◆ **EXERCISE OBJECTIVE**: Read the records and write them out again exactly.

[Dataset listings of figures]
▬▬▬▬▬▬
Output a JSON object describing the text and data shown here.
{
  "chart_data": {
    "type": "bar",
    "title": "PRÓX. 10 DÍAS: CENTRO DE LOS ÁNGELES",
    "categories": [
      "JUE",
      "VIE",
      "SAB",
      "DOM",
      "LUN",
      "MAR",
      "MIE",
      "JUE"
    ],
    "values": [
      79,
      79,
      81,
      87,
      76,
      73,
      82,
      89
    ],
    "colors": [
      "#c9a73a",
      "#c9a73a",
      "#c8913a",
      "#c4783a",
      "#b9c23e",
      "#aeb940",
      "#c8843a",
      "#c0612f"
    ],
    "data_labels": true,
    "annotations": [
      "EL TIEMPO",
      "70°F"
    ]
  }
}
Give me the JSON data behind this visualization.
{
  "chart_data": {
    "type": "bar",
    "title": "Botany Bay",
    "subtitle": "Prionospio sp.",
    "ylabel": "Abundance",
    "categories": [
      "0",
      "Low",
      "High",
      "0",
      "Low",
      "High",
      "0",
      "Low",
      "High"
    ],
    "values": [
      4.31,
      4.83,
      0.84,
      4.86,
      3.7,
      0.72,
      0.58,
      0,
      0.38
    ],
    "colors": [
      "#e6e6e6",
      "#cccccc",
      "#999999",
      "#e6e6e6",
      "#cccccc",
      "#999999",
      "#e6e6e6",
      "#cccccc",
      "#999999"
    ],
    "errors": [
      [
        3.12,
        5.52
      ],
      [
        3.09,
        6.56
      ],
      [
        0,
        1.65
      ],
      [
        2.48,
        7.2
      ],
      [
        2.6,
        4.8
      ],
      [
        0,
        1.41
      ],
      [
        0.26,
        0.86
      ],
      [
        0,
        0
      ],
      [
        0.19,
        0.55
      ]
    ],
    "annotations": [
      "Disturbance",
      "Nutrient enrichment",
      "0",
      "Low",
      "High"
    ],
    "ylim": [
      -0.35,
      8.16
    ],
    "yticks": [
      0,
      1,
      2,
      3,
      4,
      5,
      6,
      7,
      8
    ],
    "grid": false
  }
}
▬▬▬▬▬▬
◆ **SOLUTION BELOW**:
Output a JSON object describing the text and data shown here.
{
  "chart_data": {
    "type": "bar",
    "title": "PRÓX. 10 DÍAS: CENTRO DE LOS ÁNGELES",
    "categories": [
      "JUE",
      "VIE",
      "SAB",
      "DOM",
      "LUN",
      "MAR",
      "MIE",
      "JUE"
    ],
    "values": [
      79,
      79,
      81,
      87,
      76,
      73,
      82,
      89
    ],
    "colors": [
      "#c9a73a",
      "#c9a73a",
      "#c8913a",
      "#c4783a",
      "#b9c23e",
      "#aeb940",
      "#c8843a",
      "#c0612f"
    ],
    "data_labels": true,
    "annotations": [
      "EL TIEMPO",
      "70°F"
    ]
  }
}
Give me the JSON data behind this visualization.
{
  "chart_data": {
    "type": "bar",
    "title": "Botany Bay",
    "subtitle": "Prionospio sp.",
    "ylabel": "Abundance",
    "categories": [
      "0",
      "Low",
      "High",
      "0",
      "Low",
      "High",
      "0",
      "Low",
      "High"
    ],
    "values": [
      4.31,
      4.83,
      0.84,
      4.86,
      3.7,
      0.72,
      0.58,
      0,
      0.38
    ],
    "colors": [
      "#e6e6e6",
      "#cccccc",
      "#999999",
      "#e6e6e6",
      "#cccccc",
      "#999999",
      "#e6e6e6",
      "#cccccc",
      "#999999"
    ],
    "errors": [
      [
        3.12,
        5.52
      ],
      [
        3.09,
        6.56
      ],
      [
        0,
        1.65
      ],
      [
        2.48,
        7.2
      ],
      [
        2.6,
        4.8
      ],
      [
        0,
        1.41
      ],
      [
        0.26,
        0.86
      ],
      [
        0,
        0
      ],
      [
        0.19,
        0.55
      ]
    ],
    "annotations": [
      "Disturbance",
      "Nutrient enrichment",
      "0",
      "Low",
      "High"
    ],
    "ylim": [
      -0.35,
      8.16
    ],
    "yticks": [
      0,
      1,
      2,
      3,
      4,
      5,
      6,
      7,
      8
    ],
    "grid": false
  }
}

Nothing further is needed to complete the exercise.